Your objective:
Output every record below exactly as it appears.

Dataset excerpts:
===============

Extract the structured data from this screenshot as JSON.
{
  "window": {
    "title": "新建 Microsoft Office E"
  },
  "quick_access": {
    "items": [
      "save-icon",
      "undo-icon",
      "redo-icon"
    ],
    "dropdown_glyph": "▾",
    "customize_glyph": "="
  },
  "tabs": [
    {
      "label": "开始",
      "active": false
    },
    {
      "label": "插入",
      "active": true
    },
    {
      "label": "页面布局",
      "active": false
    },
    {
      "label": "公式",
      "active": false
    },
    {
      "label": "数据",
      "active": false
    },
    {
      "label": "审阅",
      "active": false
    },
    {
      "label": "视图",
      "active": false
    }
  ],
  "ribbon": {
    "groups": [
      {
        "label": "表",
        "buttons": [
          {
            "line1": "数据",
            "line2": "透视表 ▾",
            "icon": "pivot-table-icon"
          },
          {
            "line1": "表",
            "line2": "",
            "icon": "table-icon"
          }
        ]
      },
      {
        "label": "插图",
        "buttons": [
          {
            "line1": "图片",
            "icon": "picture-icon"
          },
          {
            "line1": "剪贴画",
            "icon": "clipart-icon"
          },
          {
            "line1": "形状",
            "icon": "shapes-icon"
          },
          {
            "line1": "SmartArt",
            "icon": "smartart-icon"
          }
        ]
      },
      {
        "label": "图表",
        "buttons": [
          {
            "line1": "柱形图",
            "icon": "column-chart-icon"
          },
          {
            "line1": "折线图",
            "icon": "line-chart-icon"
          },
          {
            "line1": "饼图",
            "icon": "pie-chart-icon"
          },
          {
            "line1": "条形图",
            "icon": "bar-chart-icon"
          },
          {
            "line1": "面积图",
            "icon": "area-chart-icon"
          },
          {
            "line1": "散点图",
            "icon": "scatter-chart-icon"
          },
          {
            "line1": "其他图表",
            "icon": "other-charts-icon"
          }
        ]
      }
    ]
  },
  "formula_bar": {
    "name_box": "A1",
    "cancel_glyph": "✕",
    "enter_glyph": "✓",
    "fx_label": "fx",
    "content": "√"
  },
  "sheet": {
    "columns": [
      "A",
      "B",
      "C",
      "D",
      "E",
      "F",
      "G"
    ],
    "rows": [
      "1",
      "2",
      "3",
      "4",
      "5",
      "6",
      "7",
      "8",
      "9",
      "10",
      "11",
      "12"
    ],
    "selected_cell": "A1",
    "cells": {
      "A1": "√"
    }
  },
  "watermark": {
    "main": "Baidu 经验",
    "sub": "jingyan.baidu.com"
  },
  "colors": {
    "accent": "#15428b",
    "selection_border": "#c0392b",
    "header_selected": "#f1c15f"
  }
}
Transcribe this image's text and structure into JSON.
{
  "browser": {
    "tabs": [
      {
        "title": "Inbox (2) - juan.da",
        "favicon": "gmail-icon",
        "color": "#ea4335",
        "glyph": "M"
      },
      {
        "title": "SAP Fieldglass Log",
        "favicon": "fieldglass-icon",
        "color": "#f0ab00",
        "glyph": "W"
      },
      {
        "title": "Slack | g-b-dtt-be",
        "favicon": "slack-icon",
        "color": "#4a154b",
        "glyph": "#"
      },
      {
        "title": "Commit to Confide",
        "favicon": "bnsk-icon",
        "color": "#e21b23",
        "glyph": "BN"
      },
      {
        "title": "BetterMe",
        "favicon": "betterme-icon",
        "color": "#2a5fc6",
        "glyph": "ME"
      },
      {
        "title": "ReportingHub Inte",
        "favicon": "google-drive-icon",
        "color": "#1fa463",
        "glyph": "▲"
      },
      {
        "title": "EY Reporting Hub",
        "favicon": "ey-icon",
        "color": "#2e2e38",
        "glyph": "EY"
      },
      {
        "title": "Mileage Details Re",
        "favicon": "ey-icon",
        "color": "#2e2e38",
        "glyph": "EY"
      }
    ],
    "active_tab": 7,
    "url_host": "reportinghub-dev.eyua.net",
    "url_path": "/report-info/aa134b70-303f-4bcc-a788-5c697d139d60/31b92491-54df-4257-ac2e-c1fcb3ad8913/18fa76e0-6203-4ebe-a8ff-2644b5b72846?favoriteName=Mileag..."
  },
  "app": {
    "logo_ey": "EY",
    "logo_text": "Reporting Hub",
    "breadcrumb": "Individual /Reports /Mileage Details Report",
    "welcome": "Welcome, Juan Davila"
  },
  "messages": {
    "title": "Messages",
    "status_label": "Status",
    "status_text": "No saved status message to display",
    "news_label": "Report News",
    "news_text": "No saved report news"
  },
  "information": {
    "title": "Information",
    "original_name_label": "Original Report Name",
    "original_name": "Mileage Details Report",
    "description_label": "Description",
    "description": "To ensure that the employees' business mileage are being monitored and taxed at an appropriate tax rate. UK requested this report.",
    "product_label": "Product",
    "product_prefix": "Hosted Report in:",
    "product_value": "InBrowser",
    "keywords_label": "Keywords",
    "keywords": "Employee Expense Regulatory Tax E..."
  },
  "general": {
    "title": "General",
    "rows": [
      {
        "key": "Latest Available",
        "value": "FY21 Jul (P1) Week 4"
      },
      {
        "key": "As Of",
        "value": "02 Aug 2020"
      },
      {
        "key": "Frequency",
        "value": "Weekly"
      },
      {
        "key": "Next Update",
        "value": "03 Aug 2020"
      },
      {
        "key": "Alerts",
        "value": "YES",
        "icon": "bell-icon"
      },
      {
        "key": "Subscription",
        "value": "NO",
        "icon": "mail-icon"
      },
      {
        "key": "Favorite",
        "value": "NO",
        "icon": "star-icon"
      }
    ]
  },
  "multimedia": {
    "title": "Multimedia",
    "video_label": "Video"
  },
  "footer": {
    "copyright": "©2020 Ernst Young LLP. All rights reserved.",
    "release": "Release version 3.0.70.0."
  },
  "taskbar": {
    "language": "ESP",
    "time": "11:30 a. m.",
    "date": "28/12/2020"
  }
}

===============

Written response:
Extract the structured data from this screenshot as JSON.
{
  "window": {
    "title": "新建 Microsoft Office E"
  },
  "quick_access": {
    "items": [
      "save-icon",
      "undo-icon",
      "redo-icon"
    ],
    "dropdown_glyph": "▾",
    "customize_glyph": "="
  },
  "tabs": [
    {
      "label": "开始",
      "active": false
    },
    {
      "label": "插入",
      "active": true
    },
    {
      "label": "页面布局",
      "active": false
    },
    {
      "label": "公式",
      "active": false
    },
    {
      "label": "数据",
      "active": false
    },
    {
      "label": "审阅",
      "active": false
    },
    {
      "label": "视图",
      "active": false
    }
  ],
  "ribbon": {
    "groups": [
      {
        "label": "表",
        "buttons": [
          {
            "line1": "数据",
            "line2": "透视表 ▾",
            "icon": "pivot-table-icon"
          },
          {
            "line1": "表",
            "line2": "",
            "icon": "table-icon"
          }
        ]
      },
      {
        "label": "插图",
        "buttons": [
          {
            "line1": "图片",
            "icon": "picture-icon"
          },
          {
            "line1": "剪贴画",
            "icon": "clipart-icon"
          },
          {
            "line1": "形状",
            "icon": "shapes-icon"
          },
          {
            "line1": "SmartArt",
            "icon": "smartart-icon"
          }
        ]
      },
      {
        "label": "图表",
        "buttons": [
          {
            "line1": "柱形图",
            "icon": "column-chart-icon"
          },
          {
            "line1": "折线图",
            "icon": "line-chart-icon"
          },
          {
            "line1": "饼图",
            "icon": "pie-chart-icon"
          },
          {
            "line1": "条形图",
            "icon": "bar-chart-icon"
          },
          {
            "line1": "面积图",
            "icon": "area-chart-icon"
          },
          {
            "line1": "散点图",
            "icon": "scatter-chart-icon"
          },
          {
            "line1": "其他图表",
            "icon": "other-charts-icon"
          }
        ]
      }
    ]
  },
  "formula_bar": {
    "name_box": "A1",
    "cancel_glyph": "✕",
    "enter_glyph": "✓",
    "fx_label": "fx",
    "content": "√"
  },
  "sheet": {
    "columns": [
      "A",
      "B",
      "C",
      "D",
      "E",
      "F",
      "G"
    ],
    "rows": [
      "1",
      "2",
      "3",
      "4",
      "5",
      "6",
      "7",
      "8",
      "9",
      "10",
      "11",
      "12"
    ],
    "selected_cell": "A1",
    "cells": {
      "A1": "√"
    }
  },
  "watermark": {
    "main": "Baidu 经验",
    "sub": "jingyan.baidu.com"
  },
  "colors": {
    "accent": "#15428b",
    "selection_border": "#c0392b",
    "header_selected": "#f1c15f"
  }
}
Transcribe this image's text and structure into JSON.
{
  "browser": {
    "tabs": [
      {
        "title": "Inbox (2) - juan.da",
        "favicon": "gmail-icon",
        "color": "#ea4335",
        "glyph": "M"
      },
      {
        "title": "SAP Fieldglass Log",
        "favicon": "fieldglass-icon",
        "color": "#f0ab00",
        "glyph": "W"
      },
      {
        "title": "Slack | g-b-dtt-be",
        "favicon": "slack-icon",
        "color": "#4a154b",
        "glyph": "#"
      },
      {
        "title": "Commit to Confide",
        "favicon": "bnsk-icon",
        "color": "#e21b23",
        "glyph": "BN"
      },
      {
        "title": "BetterMe",
        "favicon": "betterme-icon",
        "color": "#2a5fc6",
        "glyph": "ME"
      },
      {
        "title": "ReportingHub Inte",
        "favicon": "google-drive-icon",
        "color": "#1fa463",
        "glyph": "▲"
      },
      {
        "title": "EY Reporting Hub",
        "favicon": "ey-icon",
        "color": "#2e2e38",
        "glyph": "EY"
      },
      {
        "title": "Mileage Details Re",
        "favicon": "ey-icon",
        "color": "#2e2e38",
        "glyph": "EY"
      }
    ],
    "active_tab": 7,
    "url_host": "reportinghub-dev.eyua.net",
    "url_path": "/report-info/aa134b70-303f-4bcc-a788-5c697d139d60/31b92491-54df-4257-ac2e-c1fcb3ad8913/18fa76e0-6203-4ebe-a8ff-2644b5b72846?favoriteName=Mileag..."
  },
  "app": {
    "logo_ey": "EY",
    "logo_text": "Reporting Hub",
    "breadcrumb": "Individual /Reports /Mileage Details Report",
    "welcome": "Welcome, Juan Davila"
  },
  "messages": {
    "title": "Messages",
    "status_label": "Status",
    "status_text": "No saved status message to display",
    "news_label": "Report News",
    "news_text": "No saved report news"
  },
  "information": {
    "title": "Information",
    "original_name_label": "Original Report Name",
    "original_name": "Mileage Details Report",
    "description_label": "Description",
    "description": "To ensure that the employees' business mileage are being monitored and taxed at an appropriate tax rate. UK requested this report.",
    "product_label": "Product",
    "product_prefix": "Hosted Report in:",
    "product_value": "InBrowser",
    "keywords_label": "Keywords",
    "keywords": "Employee Expense Regulatory Tax E..."
  },
  "general": {
    "title": "General",
    "rows": [
      {
        "key": "Latest Available",
        "value": "FY21 Jul (P1) Week 4"
      },
      {
        "key": "As Of",
        "value": "02 Aug 2020"
      },
      {
        "key": "Frequency",
        "value": "Weekly"
      },
      {
        "key": "Next Update",
        "value": "03 Aug 2020"
      },
      {
        "key": "Alerts",
        "value": "YES",
        "icon": "bell-icon"
      },
      {
        "key": "Subscription",
        "value": "NO",
        "icon": "mail-icon"
      },
      {
        "key": "Favorite",
        "value": "NO",
        "icon": "star-icon"
      }
    ]
  },
  "multimedia": {
    "title": "Multimedia",
    "video_label": "Video"
  },
  "footer": {
    "copyright": "©2020 Ernst Young LLP. All rights reserved.",
    "release": "Release version 3.0.70.0."
  },
  "taskbar": {
    "language": "ESP",
    "time": "11:30 a. m.",
    "date": "28/12/2020"
  }
}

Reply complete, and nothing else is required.